- STATED GOAL -
Return each line of the material verbatim.

- GIVEN ENTRIES -
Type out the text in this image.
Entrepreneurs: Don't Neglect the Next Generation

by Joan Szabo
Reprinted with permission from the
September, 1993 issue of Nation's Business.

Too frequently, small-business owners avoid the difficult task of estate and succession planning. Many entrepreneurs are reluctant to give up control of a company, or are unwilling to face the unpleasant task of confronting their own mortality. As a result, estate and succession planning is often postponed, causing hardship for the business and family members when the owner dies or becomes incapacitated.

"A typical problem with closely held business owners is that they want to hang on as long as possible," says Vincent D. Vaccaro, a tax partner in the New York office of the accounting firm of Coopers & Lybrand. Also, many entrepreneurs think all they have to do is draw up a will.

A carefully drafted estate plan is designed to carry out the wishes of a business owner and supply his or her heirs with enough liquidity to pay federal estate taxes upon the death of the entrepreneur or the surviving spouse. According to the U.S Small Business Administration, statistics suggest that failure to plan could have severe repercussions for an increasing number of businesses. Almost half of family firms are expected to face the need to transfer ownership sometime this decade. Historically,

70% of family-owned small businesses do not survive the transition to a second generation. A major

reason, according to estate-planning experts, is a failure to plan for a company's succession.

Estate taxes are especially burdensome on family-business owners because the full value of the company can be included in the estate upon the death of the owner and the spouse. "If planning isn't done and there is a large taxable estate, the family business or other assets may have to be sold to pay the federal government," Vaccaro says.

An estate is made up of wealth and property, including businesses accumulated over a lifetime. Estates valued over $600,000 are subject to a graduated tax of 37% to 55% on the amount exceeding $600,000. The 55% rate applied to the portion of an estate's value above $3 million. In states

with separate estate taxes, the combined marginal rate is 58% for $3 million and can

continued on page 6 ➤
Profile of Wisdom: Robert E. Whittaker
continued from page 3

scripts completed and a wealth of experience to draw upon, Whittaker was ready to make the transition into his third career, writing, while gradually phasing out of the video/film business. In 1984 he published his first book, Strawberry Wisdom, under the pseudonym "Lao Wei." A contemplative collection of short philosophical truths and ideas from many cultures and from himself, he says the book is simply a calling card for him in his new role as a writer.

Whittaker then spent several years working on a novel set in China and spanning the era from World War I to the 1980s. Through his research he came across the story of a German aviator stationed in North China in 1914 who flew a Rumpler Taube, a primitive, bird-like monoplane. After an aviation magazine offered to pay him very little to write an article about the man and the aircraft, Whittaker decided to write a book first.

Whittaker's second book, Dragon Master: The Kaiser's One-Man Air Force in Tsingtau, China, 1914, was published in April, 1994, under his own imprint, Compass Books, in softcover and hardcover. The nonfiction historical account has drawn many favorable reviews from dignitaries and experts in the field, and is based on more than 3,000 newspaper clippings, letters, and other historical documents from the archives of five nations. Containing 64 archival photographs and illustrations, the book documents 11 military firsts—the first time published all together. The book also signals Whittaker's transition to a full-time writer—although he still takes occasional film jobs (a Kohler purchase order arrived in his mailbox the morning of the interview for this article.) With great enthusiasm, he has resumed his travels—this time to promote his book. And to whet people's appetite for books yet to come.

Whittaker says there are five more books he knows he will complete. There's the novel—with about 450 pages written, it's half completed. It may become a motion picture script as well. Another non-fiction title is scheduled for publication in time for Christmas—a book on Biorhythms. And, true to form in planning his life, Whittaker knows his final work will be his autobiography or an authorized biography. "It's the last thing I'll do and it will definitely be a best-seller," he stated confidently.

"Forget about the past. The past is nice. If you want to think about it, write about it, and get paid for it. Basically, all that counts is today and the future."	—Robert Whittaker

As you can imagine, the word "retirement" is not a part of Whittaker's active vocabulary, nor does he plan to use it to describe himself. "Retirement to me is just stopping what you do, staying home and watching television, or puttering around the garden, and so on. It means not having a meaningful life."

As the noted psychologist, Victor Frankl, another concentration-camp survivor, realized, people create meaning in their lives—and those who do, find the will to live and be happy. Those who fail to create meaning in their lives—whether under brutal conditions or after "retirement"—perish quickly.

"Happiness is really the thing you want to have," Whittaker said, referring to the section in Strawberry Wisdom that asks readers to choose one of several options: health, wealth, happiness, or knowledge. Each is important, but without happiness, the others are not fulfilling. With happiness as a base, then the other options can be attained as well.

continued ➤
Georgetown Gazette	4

- WORKED ANSWER -
Type out the text in this image.
Entrepreneurs: Don't Neglect the Next Generation

by Joan Szabo
Reprinted with permission from the
September, 1993 issue of Nation's Business.

Too frequently, small-business owners avoid the difficult task of estate and succession planning. Many entrepreneurs are reluctant to give up control of a company, or are unwilling to face the unpleasant task of confronting their own mortality. As a result, estate and succession planning is often postponed, causing hardship for the business and family members when the owner dies or becomes incapacitated.

"A typical problem with closely held business owners is that they want to hang on as long as possible," says Vincent D. Vaccaro, a tax partner in the New York office of the accounting firm of Coopers & Lybrand. Also, many entrepreneurs think all they have to do is draw up a will.

A carefully drafted estate plan is designed to carry out the wishes of a business owner and supply his or her heirs with enough liquidity to pay federal estate taxes upon the death of the entrepreneur or the surviving spouse. According to the U.S Small Business Administration, statistics suggest that failure to plan could have severe repercussions for an increasing number of businesses. Almost half of family firms are expected to face the need to transfer ownership sometime this decade. Historically,

70% of family-owned small businesses do not survive the transition to a second generation. A major

reason, according to estate-planning experts, is a failure to plan for a company's succession.

Estate taxes are especially burdensome on family-business owners because the full value of the company can be included in the estate upon the death of the owner and the spouse. "If planning isn't done and there is a large taxable estate, the family business or other assets may have to be sold to pay the federal government," Vaccaro says.

An estate is made up of wealth and property, including businesses accumulated over a lifetime. Estates valued over $600,000 are subject to a graduated tax of 37% to 55% on the amount exceeding $600,000. The 55% rate applied to the portion of an estate's value above $3 million. In states

with separate estate taxes, the combined marginal rate is 58% for $3 million and can

continued on page 6 ➤
Profile of Wisdom: Robert E. Whittaker
continued from page 3

scripts completed and a wealth of experience to draw upon, Whittaker was ready to make the transition into his third career, writing, while gradually phasing out of the video/film business. In 1984 he published his first book, Strawberry Wisdom, under the pseudonym "Lao Wei." A contemplative collection of short philosophical truths and ideas from many cultures and from himself, he says the book is simply a calling card for him in his new role as a writer.

Whittaker then spent several years working on a novel set in China and spanning the era from World War I to the 1980s. Through his research he came across the story of a German aviator stationed in North China in 1914 who flew a Rumpler Taube, a primitive, bird-like monoplane. After an aviation magazine offered to pay him very little to write an article about the man and the aircraft, Whittaker decided to write a book first.

Whittaker's second book, Dragon Master: The Kaiser's One-Man Air Force in Tsingtau, China, 1914, was published in April, 1994, under his own imprint, Compass Books, in softcover and hardcover. The nonfiction historical account has drawn many favorable reviews from dignitaries and experts in the field, and is based on more than 3,000 newspaper clippings, letters, and other historical documents from the archives of five nations. Containing 64 archival photographs and illustrations, the book documents 11 military firsts—the first time published all together. The book also signals Whittaker's transition to a full-time writer—although he still takes occasional film jobs (a Kohler purchase order arrived in his mailbox the morning of the interview for this article.) With great enthusiasm, he has resumed his travels—this time to promote his book. And to whet people's appetite for books yet to come.

Whittaker says there are five more books he knows he will complete. There's the novel—with about 450 pages written, it's half completed. It may become a motion picture script as well. Another non-fiction title is scheduled for publication in time for Christmas—a book on Biorhythms. And, true to form in planning his life, Whittaker knows his final work will be his autobiography or an authorized biography. "It's the last thing I'll do and it will definitely be a best-seller," he stated confidently.

"Forget about the past. The past is nice. If you want to think about it, write about it, and get paid for it. Basically, all that counts is today and the future."	—Robert Whittaker

As you can imagine, the word "retirement" is not a part of Whittaker's active vocabulary, nor does he plan to use it to describe himself. "Retirement to me is just stopping what you do, staying home and watching television, or puttering around the garden, and so on. It means not having a meaningful life."

As the noted psychologist, Victor Frankl, another concentration-camp survivor, realized, people create meaning in their lives—and those who do, find the will to live and be happy. Those who fail to create meaning in their lives—whether under brutal conditions or after "retirement"—perish quickly.

"Happiness is really the thing you want to have," Whittaker said, referring to the section in Strawberry Wisdom that asks readers to choose one of several options: health, wealth, happiness, or knowledge. Each is important, but without happiness, the others are not fulfilling. With happiness as a base, then the other options can be attained as well.

continued ➤
Georgetown Gazette	4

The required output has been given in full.